WHAT THE TASK REQUIRES.
Gather the lines that hold the string "into".

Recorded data
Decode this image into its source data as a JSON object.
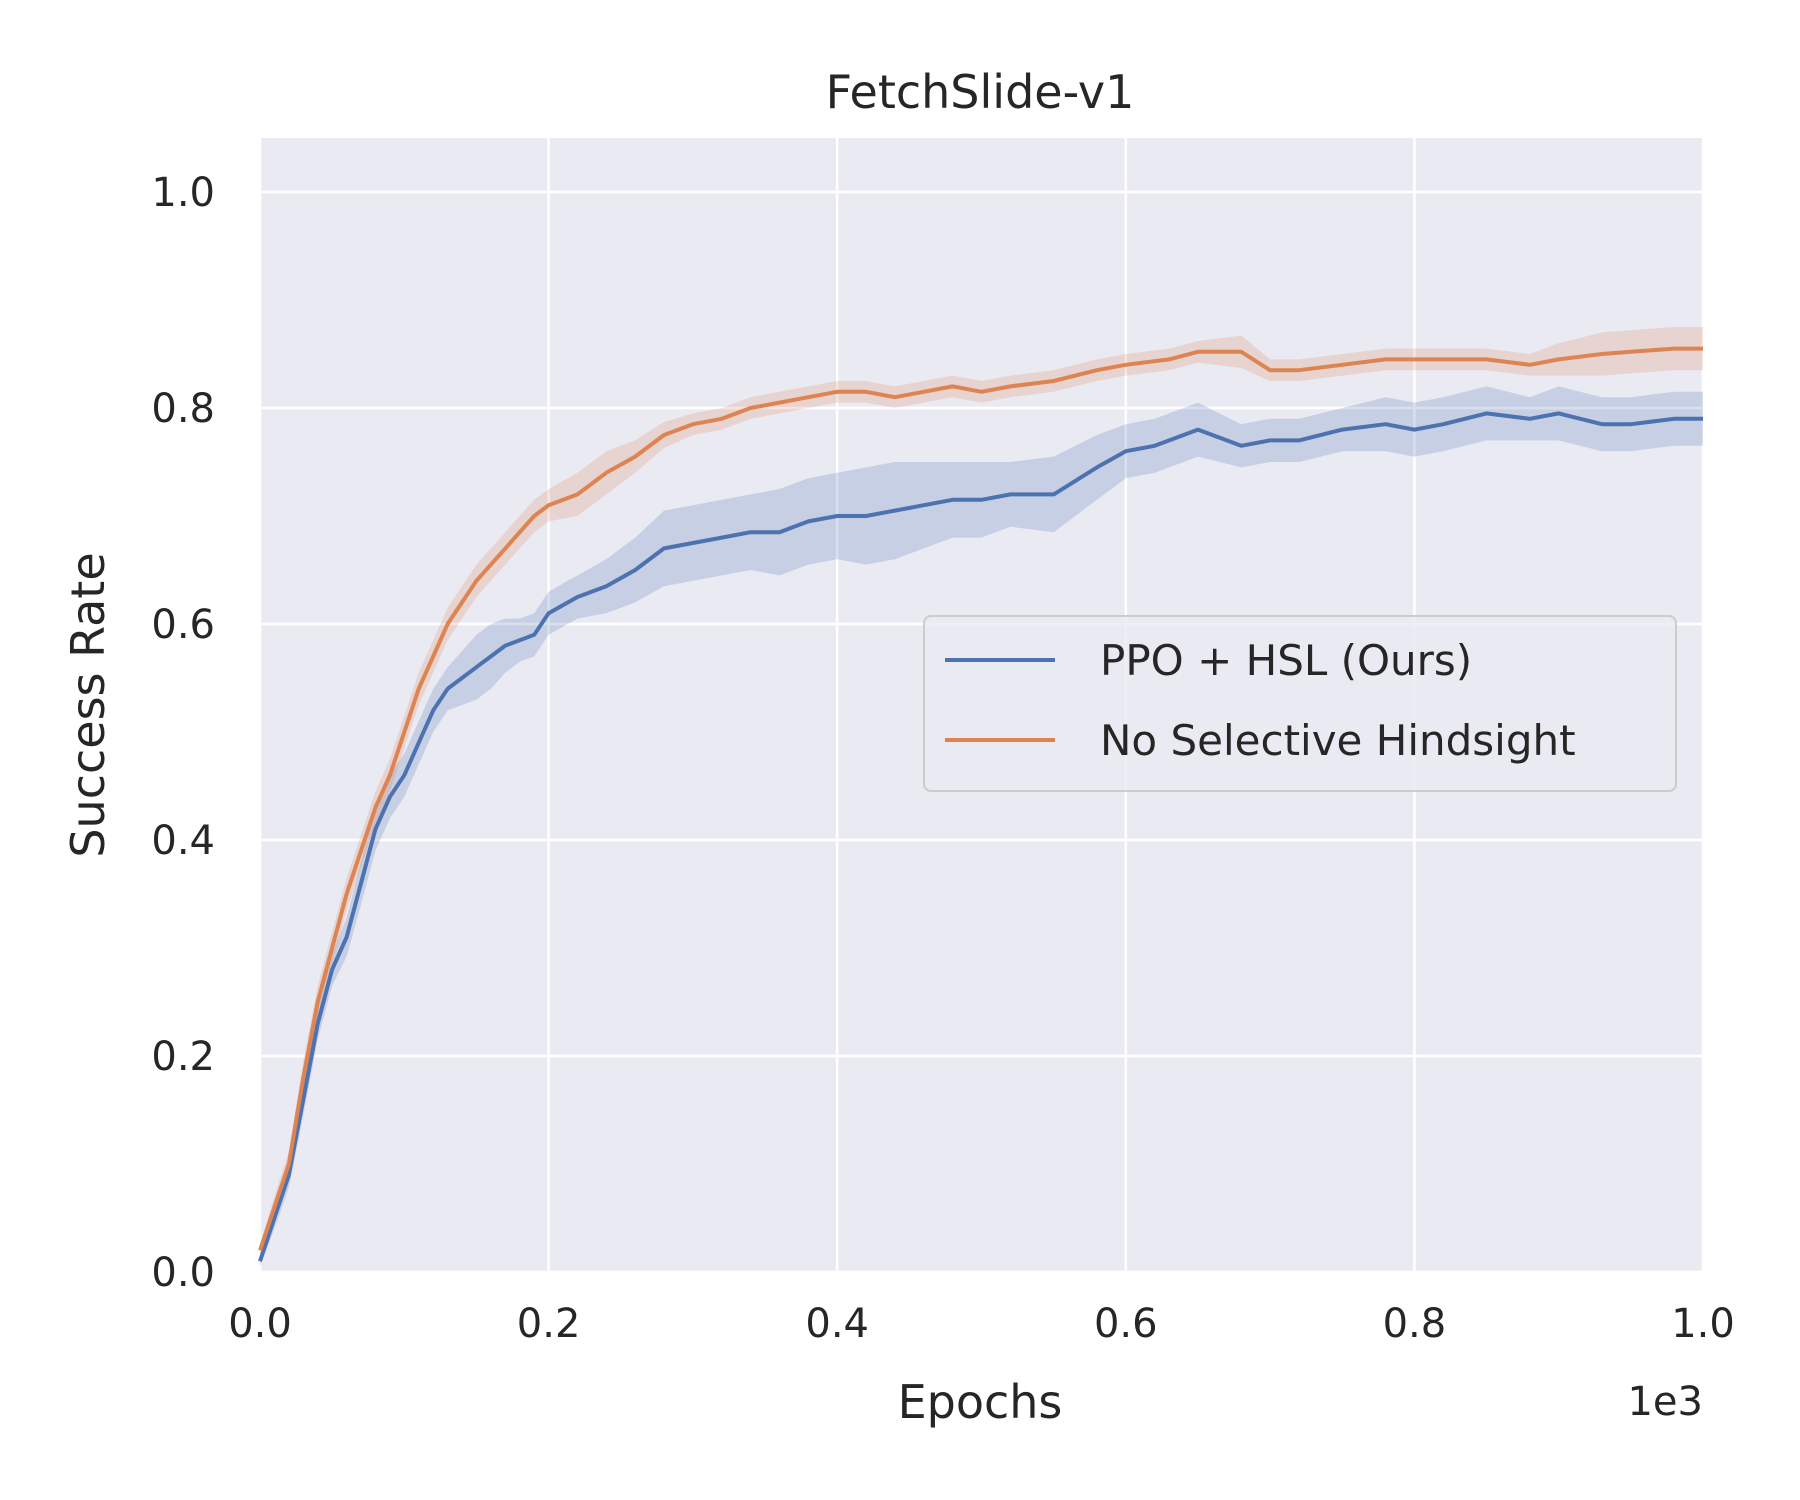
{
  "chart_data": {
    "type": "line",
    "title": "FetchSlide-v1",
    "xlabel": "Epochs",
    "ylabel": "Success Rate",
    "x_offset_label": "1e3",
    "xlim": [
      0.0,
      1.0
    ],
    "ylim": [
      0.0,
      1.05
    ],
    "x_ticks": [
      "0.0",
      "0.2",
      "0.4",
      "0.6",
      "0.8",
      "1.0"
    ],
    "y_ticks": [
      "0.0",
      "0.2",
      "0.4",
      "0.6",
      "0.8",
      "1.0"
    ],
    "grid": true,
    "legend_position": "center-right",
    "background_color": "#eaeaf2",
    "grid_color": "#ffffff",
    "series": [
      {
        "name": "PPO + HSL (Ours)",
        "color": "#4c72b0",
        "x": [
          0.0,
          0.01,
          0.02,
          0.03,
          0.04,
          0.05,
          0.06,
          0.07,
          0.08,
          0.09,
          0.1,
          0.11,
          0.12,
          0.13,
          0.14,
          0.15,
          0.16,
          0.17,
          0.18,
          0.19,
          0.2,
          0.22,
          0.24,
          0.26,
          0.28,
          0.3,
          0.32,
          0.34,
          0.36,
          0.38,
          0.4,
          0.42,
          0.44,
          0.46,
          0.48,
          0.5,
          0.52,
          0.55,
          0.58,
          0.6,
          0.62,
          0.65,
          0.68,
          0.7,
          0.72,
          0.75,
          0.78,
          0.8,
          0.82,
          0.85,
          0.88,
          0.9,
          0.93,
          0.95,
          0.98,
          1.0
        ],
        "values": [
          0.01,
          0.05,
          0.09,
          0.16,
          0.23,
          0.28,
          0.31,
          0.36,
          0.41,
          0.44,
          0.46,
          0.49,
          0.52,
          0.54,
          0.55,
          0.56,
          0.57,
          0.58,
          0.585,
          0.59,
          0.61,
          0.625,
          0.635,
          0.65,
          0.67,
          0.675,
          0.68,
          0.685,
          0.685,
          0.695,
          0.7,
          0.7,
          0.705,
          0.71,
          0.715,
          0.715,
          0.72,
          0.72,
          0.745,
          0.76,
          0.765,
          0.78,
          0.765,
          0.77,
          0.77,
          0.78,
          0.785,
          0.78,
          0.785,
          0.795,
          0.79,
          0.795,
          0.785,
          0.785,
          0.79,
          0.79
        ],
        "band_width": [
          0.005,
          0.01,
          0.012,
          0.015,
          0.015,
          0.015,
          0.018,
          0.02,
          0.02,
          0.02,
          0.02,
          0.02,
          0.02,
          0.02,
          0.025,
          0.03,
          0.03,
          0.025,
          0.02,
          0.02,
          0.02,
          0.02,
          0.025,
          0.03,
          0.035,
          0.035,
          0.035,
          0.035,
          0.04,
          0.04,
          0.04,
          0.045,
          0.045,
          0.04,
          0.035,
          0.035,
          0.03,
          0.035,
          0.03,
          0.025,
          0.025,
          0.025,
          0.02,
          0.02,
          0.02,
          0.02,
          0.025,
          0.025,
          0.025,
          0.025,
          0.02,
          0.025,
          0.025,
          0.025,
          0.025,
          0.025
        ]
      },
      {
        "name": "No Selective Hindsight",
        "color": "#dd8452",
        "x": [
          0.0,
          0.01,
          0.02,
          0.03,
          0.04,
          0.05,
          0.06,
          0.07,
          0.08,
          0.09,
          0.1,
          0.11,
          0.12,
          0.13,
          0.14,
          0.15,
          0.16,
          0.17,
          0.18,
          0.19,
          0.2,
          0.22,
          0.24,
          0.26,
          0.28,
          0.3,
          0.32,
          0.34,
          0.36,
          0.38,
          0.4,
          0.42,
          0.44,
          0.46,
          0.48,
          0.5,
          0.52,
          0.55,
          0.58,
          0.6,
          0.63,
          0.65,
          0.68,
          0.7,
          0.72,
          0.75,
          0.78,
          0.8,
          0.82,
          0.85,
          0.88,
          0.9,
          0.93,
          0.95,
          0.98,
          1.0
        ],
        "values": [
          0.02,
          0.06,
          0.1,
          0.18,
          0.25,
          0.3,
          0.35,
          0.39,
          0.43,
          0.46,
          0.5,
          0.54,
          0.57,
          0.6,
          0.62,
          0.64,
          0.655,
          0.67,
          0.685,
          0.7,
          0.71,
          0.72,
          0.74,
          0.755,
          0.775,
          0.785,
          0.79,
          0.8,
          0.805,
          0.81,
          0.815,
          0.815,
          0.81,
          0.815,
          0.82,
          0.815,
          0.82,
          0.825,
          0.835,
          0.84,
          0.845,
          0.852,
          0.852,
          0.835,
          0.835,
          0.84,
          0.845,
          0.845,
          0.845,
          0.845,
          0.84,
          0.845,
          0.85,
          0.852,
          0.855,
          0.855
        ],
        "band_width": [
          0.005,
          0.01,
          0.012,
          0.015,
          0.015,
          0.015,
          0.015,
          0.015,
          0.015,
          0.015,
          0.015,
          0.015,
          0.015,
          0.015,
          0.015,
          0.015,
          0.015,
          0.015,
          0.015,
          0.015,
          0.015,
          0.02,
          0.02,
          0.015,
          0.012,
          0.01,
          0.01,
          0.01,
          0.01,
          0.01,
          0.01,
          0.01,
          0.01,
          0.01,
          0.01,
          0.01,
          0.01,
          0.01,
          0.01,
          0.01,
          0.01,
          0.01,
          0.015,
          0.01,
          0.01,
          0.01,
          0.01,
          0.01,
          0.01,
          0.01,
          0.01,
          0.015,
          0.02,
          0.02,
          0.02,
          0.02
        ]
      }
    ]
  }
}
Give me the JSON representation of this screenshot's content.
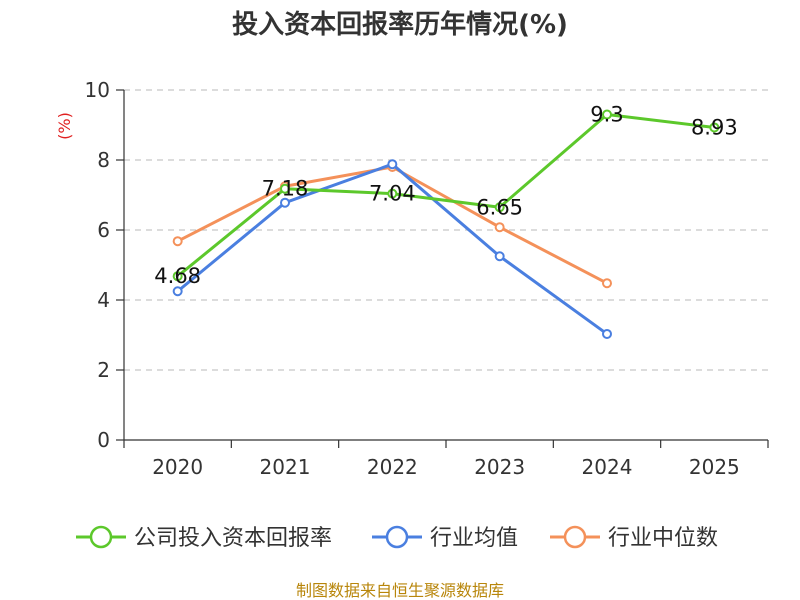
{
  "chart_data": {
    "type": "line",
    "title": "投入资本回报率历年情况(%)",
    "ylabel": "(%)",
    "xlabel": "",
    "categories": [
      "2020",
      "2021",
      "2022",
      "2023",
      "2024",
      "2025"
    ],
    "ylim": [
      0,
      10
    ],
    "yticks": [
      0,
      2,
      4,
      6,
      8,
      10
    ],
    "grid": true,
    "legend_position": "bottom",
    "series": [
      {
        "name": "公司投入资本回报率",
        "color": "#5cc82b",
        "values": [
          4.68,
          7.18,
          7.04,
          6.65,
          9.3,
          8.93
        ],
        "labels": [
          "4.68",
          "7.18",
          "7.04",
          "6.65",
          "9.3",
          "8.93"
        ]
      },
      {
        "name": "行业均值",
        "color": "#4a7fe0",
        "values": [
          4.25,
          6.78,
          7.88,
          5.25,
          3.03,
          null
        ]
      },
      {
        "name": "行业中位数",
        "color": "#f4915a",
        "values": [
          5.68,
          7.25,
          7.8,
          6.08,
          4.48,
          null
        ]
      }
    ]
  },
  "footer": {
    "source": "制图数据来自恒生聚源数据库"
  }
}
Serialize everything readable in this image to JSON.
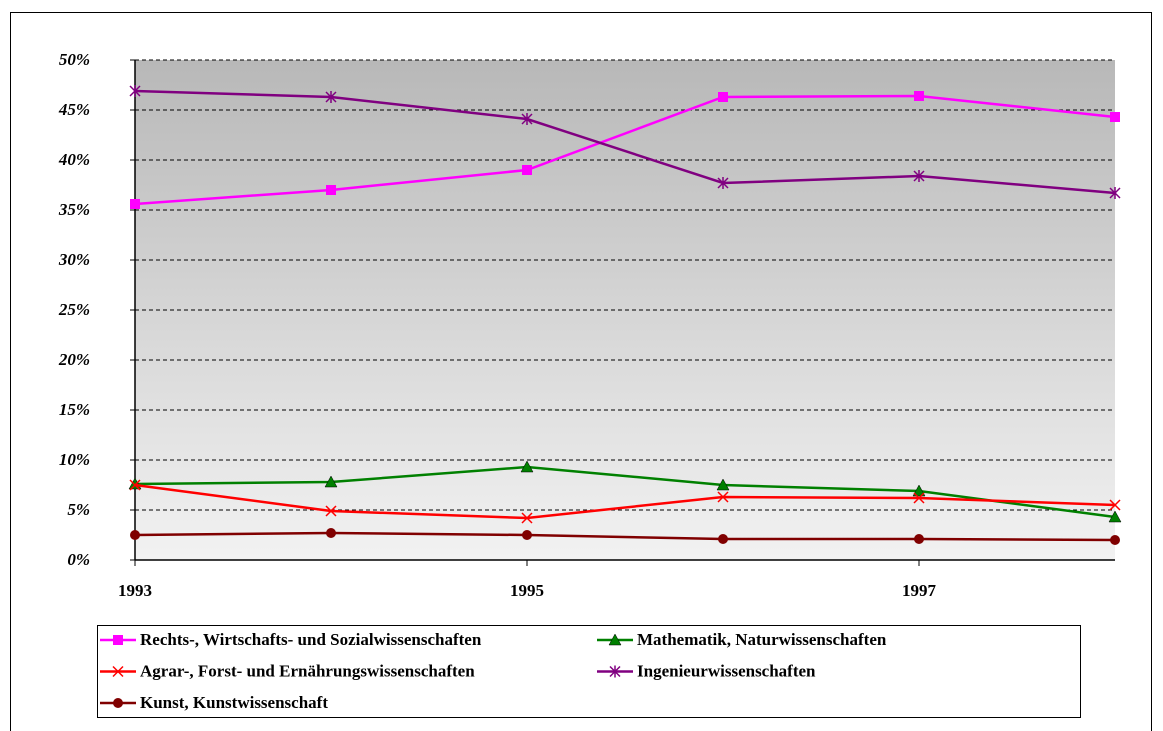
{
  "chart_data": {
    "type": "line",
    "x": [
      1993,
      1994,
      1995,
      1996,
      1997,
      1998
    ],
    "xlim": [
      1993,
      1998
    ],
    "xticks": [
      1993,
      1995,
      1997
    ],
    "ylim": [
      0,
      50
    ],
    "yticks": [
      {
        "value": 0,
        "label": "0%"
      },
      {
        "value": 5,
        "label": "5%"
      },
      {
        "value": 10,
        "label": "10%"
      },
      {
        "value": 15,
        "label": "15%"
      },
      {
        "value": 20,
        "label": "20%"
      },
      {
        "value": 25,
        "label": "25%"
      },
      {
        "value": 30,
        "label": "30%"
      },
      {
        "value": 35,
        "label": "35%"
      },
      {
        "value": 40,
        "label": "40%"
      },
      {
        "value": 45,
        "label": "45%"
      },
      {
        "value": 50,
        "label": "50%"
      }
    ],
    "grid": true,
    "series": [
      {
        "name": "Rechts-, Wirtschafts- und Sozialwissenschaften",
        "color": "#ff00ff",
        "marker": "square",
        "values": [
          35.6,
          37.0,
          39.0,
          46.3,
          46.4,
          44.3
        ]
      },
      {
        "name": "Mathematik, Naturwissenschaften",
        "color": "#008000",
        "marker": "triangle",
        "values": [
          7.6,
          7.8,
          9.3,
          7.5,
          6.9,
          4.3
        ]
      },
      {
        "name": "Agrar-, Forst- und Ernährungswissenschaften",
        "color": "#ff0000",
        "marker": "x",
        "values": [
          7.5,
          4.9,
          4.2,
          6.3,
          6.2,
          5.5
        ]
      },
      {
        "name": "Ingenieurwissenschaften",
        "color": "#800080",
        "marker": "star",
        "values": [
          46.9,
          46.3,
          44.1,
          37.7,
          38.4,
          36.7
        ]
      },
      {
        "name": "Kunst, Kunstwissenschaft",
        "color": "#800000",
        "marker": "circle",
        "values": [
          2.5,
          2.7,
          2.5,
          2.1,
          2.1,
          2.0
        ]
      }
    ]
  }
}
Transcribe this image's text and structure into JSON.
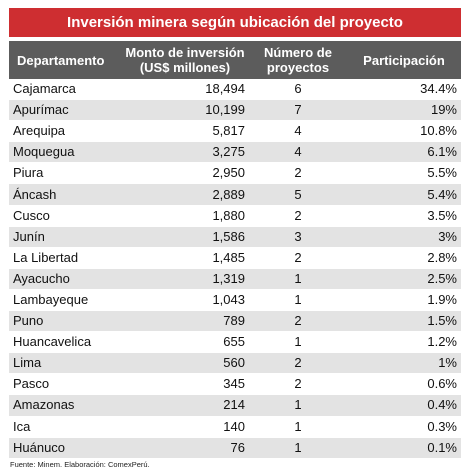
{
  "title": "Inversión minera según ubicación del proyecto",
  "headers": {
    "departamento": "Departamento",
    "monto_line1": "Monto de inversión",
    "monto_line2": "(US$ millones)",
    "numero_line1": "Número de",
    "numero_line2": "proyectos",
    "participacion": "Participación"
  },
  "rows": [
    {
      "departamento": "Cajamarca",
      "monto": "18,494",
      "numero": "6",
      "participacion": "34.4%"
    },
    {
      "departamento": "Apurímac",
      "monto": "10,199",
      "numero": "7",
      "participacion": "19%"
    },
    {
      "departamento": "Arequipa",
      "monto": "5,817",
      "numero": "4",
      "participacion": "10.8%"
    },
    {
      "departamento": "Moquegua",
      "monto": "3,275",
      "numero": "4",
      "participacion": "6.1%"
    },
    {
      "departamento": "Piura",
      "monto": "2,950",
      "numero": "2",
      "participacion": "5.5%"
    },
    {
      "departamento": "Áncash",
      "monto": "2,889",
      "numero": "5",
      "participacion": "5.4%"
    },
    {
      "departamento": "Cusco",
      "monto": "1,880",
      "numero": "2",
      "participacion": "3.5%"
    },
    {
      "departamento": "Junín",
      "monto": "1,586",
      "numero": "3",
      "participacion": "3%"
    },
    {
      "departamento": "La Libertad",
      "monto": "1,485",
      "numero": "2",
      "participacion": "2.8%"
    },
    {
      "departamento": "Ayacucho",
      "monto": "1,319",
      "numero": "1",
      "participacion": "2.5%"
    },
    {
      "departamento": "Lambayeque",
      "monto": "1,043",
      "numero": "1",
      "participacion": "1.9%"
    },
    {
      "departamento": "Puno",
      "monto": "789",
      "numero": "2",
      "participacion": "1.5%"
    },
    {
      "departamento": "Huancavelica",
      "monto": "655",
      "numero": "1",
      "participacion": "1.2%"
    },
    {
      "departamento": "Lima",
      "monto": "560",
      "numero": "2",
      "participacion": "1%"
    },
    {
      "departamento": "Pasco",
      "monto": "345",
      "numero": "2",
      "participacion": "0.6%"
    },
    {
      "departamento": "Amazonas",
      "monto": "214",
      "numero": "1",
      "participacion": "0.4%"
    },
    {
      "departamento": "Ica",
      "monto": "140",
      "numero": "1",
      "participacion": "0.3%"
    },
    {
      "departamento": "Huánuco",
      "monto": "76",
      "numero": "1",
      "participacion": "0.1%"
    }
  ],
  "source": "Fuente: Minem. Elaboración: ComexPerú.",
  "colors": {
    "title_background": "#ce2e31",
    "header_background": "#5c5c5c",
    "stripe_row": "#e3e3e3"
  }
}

COMPLETE OUTPUT.
Decode this image into its source data as a JSON object.
Transcribe this image's text and structure into JSON.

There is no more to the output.